[Source data]
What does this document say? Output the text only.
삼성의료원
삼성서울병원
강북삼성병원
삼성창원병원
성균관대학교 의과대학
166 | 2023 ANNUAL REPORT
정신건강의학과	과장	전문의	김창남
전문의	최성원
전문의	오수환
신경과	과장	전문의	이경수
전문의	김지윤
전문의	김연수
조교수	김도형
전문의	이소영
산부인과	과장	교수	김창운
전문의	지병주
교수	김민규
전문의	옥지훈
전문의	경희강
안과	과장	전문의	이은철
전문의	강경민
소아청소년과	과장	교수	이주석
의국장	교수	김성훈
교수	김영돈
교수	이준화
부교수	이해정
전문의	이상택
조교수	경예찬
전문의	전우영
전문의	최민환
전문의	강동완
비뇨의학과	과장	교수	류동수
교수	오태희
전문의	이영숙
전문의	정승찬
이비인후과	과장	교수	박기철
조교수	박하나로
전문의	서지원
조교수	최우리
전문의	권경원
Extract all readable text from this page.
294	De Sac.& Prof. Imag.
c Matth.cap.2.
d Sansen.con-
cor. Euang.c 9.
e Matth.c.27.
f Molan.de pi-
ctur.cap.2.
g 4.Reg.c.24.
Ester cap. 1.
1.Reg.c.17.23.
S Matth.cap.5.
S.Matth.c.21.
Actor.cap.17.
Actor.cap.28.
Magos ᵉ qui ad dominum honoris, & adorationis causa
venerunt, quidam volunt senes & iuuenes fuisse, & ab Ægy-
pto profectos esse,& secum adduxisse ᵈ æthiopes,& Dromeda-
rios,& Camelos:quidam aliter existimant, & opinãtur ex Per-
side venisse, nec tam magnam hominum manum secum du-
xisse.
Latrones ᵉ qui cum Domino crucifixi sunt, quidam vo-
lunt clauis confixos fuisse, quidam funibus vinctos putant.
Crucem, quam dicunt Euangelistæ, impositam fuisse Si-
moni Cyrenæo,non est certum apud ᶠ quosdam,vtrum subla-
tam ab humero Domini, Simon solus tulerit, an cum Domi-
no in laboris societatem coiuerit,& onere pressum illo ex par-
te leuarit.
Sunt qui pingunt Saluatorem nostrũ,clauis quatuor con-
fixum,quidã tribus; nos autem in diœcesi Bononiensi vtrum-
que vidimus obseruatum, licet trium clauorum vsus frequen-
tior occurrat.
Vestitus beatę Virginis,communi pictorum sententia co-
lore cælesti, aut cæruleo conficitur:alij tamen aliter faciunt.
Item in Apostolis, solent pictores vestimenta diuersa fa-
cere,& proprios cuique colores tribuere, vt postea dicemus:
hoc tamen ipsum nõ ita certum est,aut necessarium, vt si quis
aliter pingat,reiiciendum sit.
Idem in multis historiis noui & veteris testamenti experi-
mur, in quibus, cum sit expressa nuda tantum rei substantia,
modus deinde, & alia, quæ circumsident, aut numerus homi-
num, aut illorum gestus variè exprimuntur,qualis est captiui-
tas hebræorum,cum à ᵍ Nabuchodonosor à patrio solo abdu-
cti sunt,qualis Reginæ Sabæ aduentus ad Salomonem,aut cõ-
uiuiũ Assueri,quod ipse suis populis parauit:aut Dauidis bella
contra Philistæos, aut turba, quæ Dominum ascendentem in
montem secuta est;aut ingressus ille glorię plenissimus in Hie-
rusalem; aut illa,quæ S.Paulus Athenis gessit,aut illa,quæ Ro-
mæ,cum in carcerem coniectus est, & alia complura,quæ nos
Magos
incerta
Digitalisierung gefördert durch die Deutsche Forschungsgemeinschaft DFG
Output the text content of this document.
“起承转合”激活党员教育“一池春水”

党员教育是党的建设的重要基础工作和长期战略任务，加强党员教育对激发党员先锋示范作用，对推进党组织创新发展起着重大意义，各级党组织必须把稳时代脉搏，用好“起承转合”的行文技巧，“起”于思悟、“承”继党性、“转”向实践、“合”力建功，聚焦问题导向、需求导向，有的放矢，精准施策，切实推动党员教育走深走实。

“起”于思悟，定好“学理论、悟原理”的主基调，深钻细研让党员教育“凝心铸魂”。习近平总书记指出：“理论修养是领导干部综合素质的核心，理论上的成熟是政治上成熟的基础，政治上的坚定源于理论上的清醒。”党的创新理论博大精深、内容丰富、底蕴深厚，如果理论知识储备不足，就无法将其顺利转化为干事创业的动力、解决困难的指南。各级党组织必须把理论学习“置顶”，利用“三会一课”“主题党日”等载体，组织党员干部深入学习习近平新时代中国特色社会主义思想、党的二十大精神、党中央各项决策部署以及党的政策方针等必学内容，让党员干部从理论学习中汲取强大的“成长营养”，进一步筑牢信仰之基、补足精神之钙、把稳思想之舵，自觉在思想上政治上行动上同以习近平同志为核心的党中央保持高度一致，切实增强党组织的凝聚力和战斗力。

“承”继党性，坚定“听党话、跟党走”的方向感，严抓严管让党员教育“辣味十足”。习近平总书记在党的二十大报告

_Exercise details_.
Give the records above again, word for word.

_Answer to this problem_.
What does this document say? Output the text only.
삼성의료원
삼성서울병원
강북삼성병원
삼성창원병원
성균관대학교 의과대학
166 | 2023 ANNUAL REPORT
정신건강의학과	과장	전문의	김창남
전문의	최성원
전문의	오수환
신경과	과장	전문의	이경수
전문의	김지윤
전문의	김연수
조교수	김도형
전문의	이소영
산부인과	과장	교수	김창운
전문의	지병주
교수	김민규
전문의	옥지훈
전문의	경희강
안과	과장	전문의	이은철
전문의	강경민
소아청소년과	과장	교수	이주석
의국장	교수	김성훈
교수	김영돈
교수	이준화
부교수	이해정
전문의	이상택
조교수	경예찬
전문의	전우영
전문의	최민환
전문의	강동완
비뇨의학과	과장	교수	류동수
교수	오태희
전문의	이영숙
전문의	정승찬
이비인후과	과장	교수	박기철
조교수	박하나로
전문의	서지원
조교수	최우리
전문의	권경원
Extract all readable text from this page.
294	De Sac.& Prof. Imag.
c Matth.cap.2.
d Sansen.con-
cor. Euang.c 9.
e Matth.c.27.
f Molan.de pi-
ctur.cap.2.
g 4.Reg.c.24.
Ester cap. 1.
1.Reg.c.17.23.
S Matth.cap.5.
S.Matth.c.21.
Actor.cap.17.
Actor.cap.28.
Magos ᵉ qui ad dominum honoris, & adorationis causa
venerunt, quidam volunt senes & iuuenes fuisse, & ab Ægy-
pto profectos esse,& secum adduxisse ᵈ æthiopes,& Dromeda-
rios,& Camelos:quidam aliter existimant, & opinãtur ex Per-
side venisse, nec tam magnam hominum manum secum du-
xisse.
Latrones ᵉ qui cum Domino crucifixi sunt, quidam vo-
lunt clauis confixos fuisse, quidam funibus vinctos putant.
Crucem, quam dicunt Euangelistæ, impositam fuisse Si-
moni Cyrenæo,non est certum apud ᶠ quosdam,vtrum subla-
tam ab humero Domini, Simon solus tulerit, an cum Domi-
no in laboris societatem coiuerit,& onere pressum illo ex par-
te leuarit.
Sunt qui pingunt Saluatorem nostrũ,clauis quatuor con-
fixum,quidã tribus; nos autem in diœcesi Bononiensi vtrum-
que vidimus obseruatum, licet trium clauorum vsus frequen-
tior occurrat.
Vestitus beatę Virginis,communi pictorum sententia co-
lore cælesti, aut cæruleo conficitur:alij tamen aliter faciunt.
Item in Apostolis, solent pictores vestimenta diuersa fa-
cere,& proprios cuique colores tribuere, vt postea dicemus:
hoc tamen ipsum nõ ita certum est,aut necessarium, vt si quis
aliter pingat,reiiciendum sit.
Idem in multis historiis noui & veteris testamenti experi-
mur, in quibus, cum sit expressa nuda tantum rei substantia,
modus deinde, & alia, quæ circumsident, aut numerus homi-
num, aut illorum gestus variè exprimuntur,qualis est captiui-
tas hebræorum,cum à ᵍ Nabuchodonosor à patrio solo abdu-
cti sunt,qualis Reginæ Sabæ aduentus ad Salomonem,aut cõ-
uiuiũ Assueri,quod ipse suis populis parauit:aut Dauidis bella
contra Philistæos, aut turba, quæ Dominum ascendentem in
montem secuta est;aut ingressus ille glorię plenissimus in Hie-
rusalem; aut illa,quæ S.Paulus Athenis gessit,aut illa,quæ Ro-
mæ,cum in carcerem coniectus est, & alia complura,quæ nos
Magos
incerta
Digitalisierung gefördert durch die Deutsche Forschungsgemeinschaft DFG
Output the text content of this document.
“起承转合”激活党员教育“一池春水”

党员教育是党的建设的重要基础工作和长期战略任务，加强党员教育对激发党员先锋示范作用，对推进党组织创新发展起着重大意义，各级党组织必须把稳时代脉搏，用好“起承转合”的行文技巧，“起”于思悟、“承”继党性、“转”向实践、“合”力建功，聚焦问题导向、需求导向，有的放矢，精准施策，切实推动党员教育走深走实。

“起”于思悟，定好“学理论、悟原理”的主基调，深钻细研让党员教育“凝心铸魂”。习近平总书记指出：“理论修养是领导干部综合素质的核心，理论上的成熟是政治上成熟的基础，政治上的坚定源于理论上的清醒。”党的创新理论博大精深、内容丰富、底蕴深厚，如果理论知识储备不足，就无法将其顺利转化为干事创业的动力、解决困难的指南。各级党组织必须把理论学习“置顶”，利用“三会一课”“主题党日”等载体，组织党员干部深入学习习近平新时代中国特色社会主义思想、党的二十大精神、党中央各项决策部署以及党的政策方针等必学内容，让党员干部从理论学习中汲取强大的“成长营养”，进一步筑牢信仰之基、补足精神之钙、把稳思想之舵，自觉在思想上政治上行动上同以习近平同志为核心的党中央保持高度一致，切实增强党组织的凝聚力和战斗力。

“承”继党性，坚定“听党话、跟党走”的方向感，严抓严管让党员教育“辣味十足”。习近平总书记在党的二十大报告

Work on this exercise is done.